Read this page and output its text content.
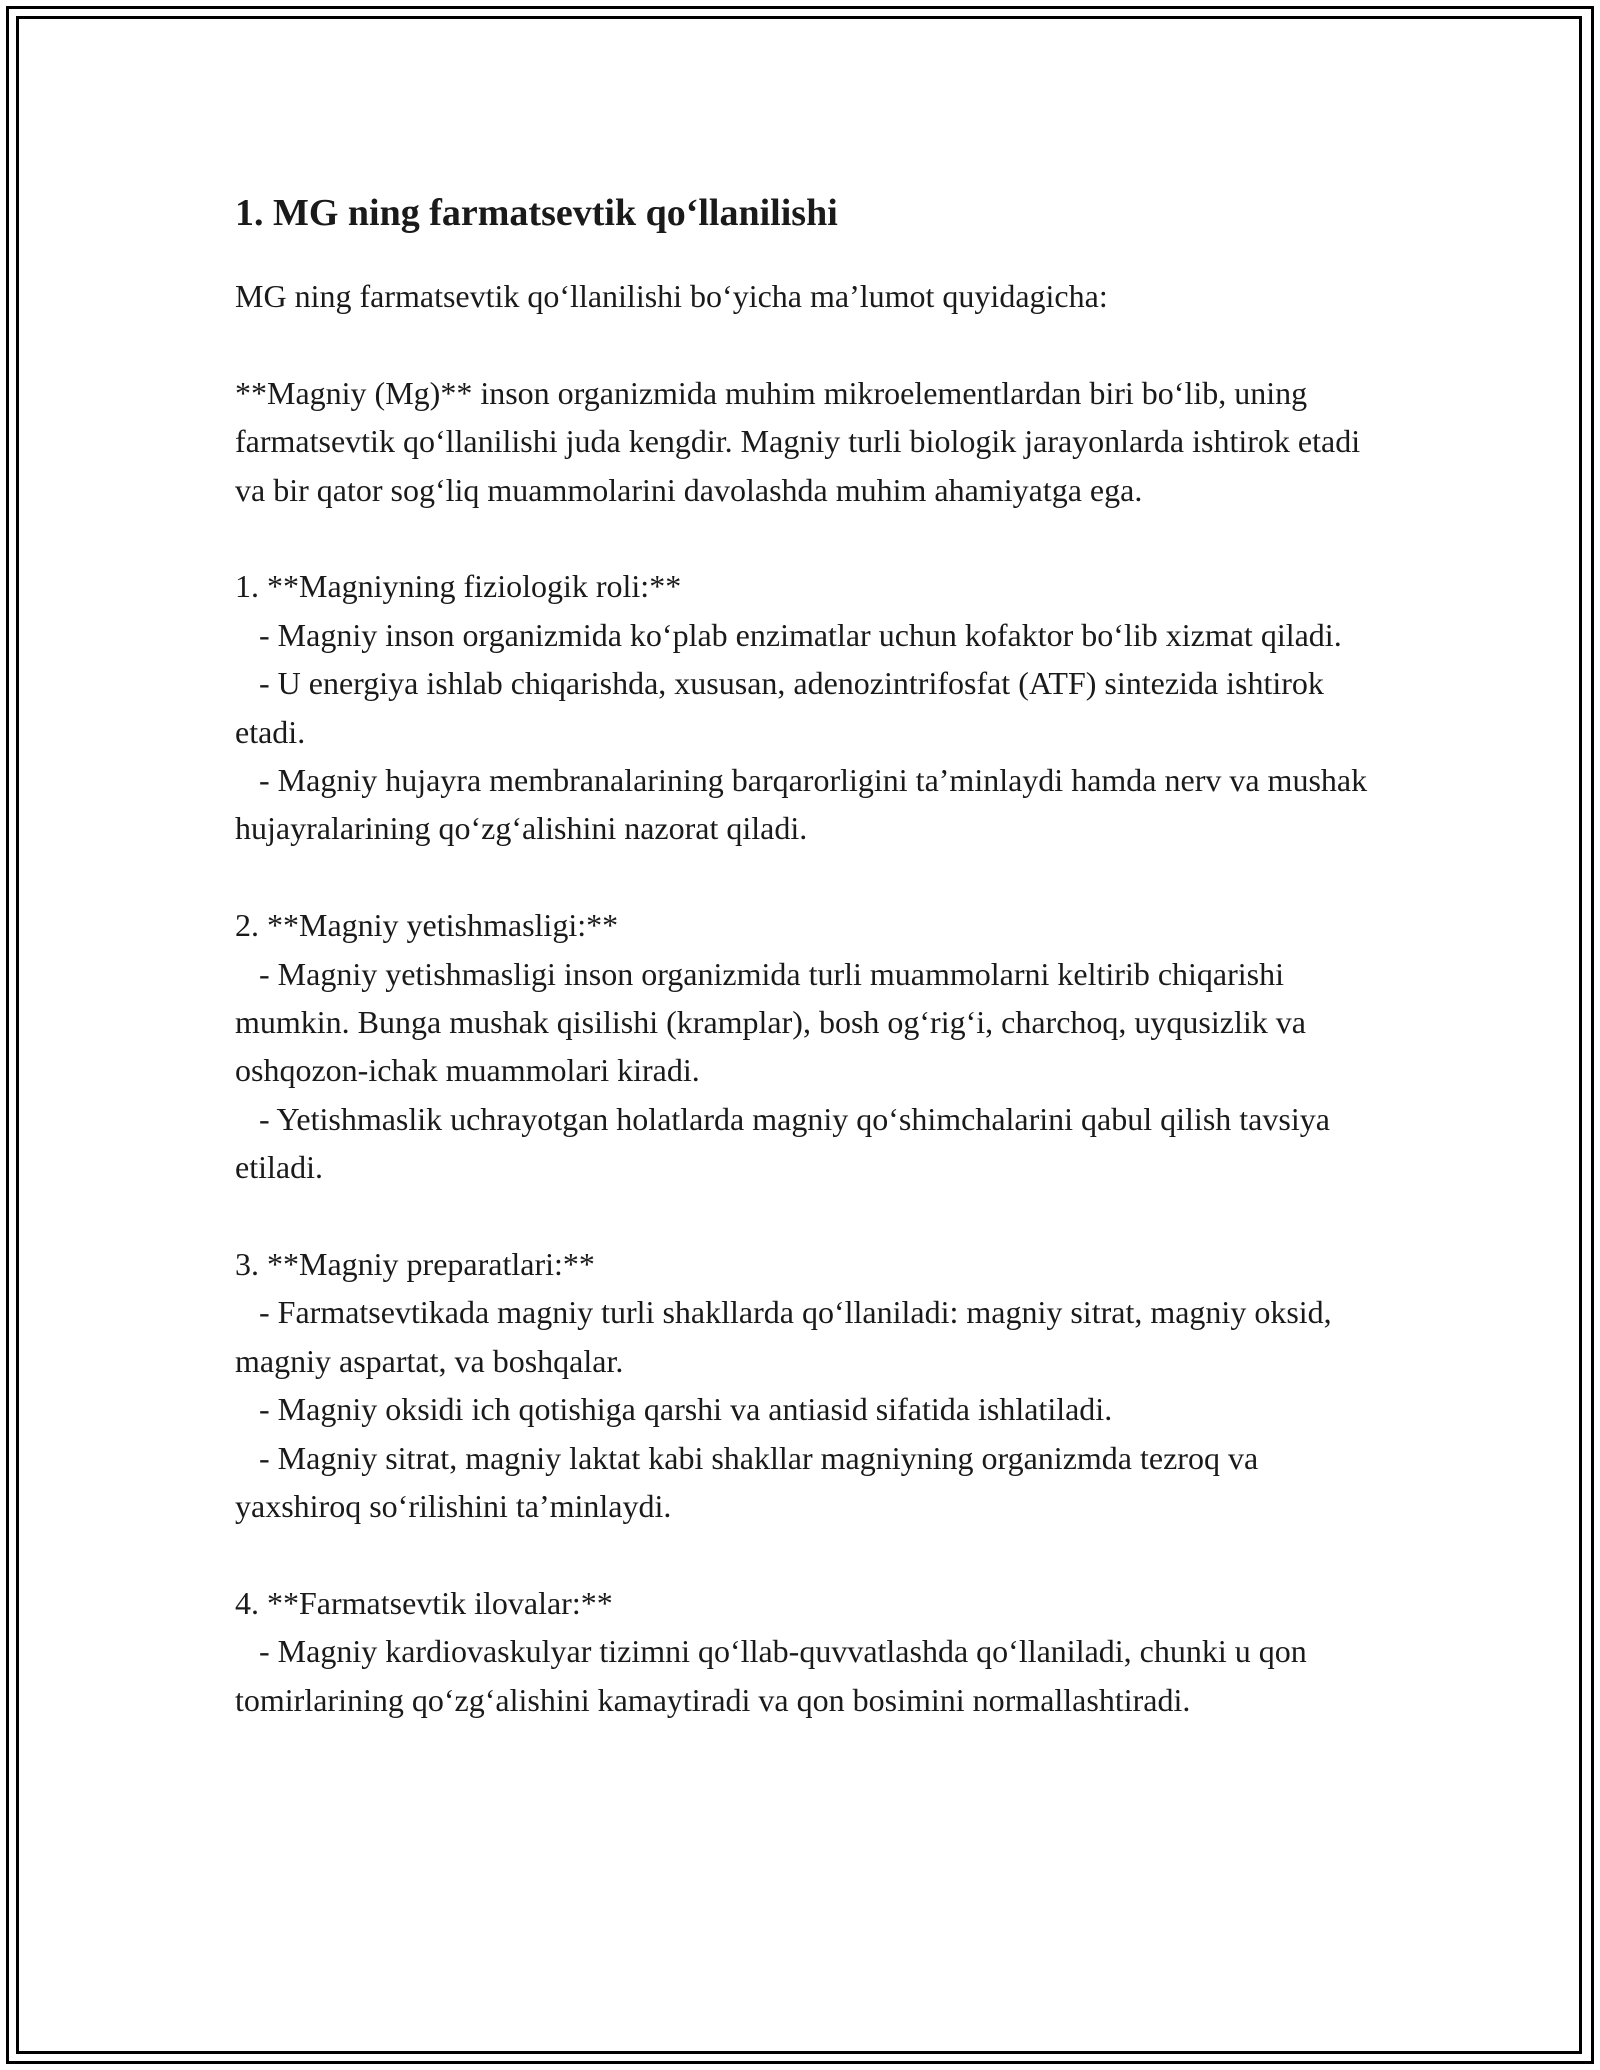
1. MG ning farmatsevtik qo‘llanilishi

MG ning farmatsevtik qo‘llanilishi bo‘yicha ma’lumot quyidagicha:

**Magniy (Mg)** inson organizmida muhim mikroelementlardan biri bo‘lib, uning farmatsevtik qo‘llanilishi juda kengdir. Magniy turli biologik jarayonlarda ishtirok etadi va bir qator sog‘liq muammolarini davolashda muhim ahamiyatga ega.

1. **Magniyning fiziologik roli:**

- Magniy inson organizmida ko‘plab enzimatlar uchun kofaktor bo‘lib xizmat qiladi.

- U energiya ishlab chiqarishda, xususan, adenozintrifosfat (ATF) sintezida ishtirok etadi.

- Magniy hujayra membranalarining barqarorligini ta’minlaydi hamda nerv va mushak hujayralarining qo‘zg‘alishini nazorat qiladi.

2. **Magniy yetishmasligi:**

- Magniy yetishmasligi inson organizmida turli muammolarni keltirib chiqarishi mumkin. Bunga mushak qisilishi (kramplar), bosh og‘rig‘i, charchoq, uyqusizlik va oshqozon-ichak muammolari kiradi.

- Yetishmaslik uchrayotgan holatlarda magniy qo‘shimchalarini qabul qilish tavsiya etiladi.

3. **Magniy preparatlari:**

- Farmatsevtikada magniy turli shakllarda qo‘llaniladi: magniy sitrat, magniy oksid, magniy aspartat, va boshqalar.

- Magniy oksidi ich qotishiga qarshi va antiasid sifatida ishlatiladi.

- Magniy sitrat, magniy laktat kabi shakllar magniyning organizmda tezroq va yaxshiroq so‘rilishini ta’minlaydi.

4. **Farmatsevtik ilovalar:**

- Magniy kardiovaskulyar tizimni qo‘llab-quvvatlashda qo‘llaniladi, chunki u qon tomirlarining qo‘zg‘alishini kamaytiradi va qon bosimini normallashtiradi.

_What this task involves_.
Identify the lines above that contain the word "mushak", then copy them.

_Task response_.
- Magniy hujayra membranalarining barqarorligini ta’minlaydi hamda nerv va mushak hujayralarining qo‘zg‘alishini nazorat qiladi.
- Magniy yetishmasligi inson organizmida turli muammolarni keltirib chiqarishi mumkin. Bunga mushak qisilishi (kramplar), bosh og‘rig‘i, charchoq, uyqusizlik va oshqozon-ichak muammolari kiradi.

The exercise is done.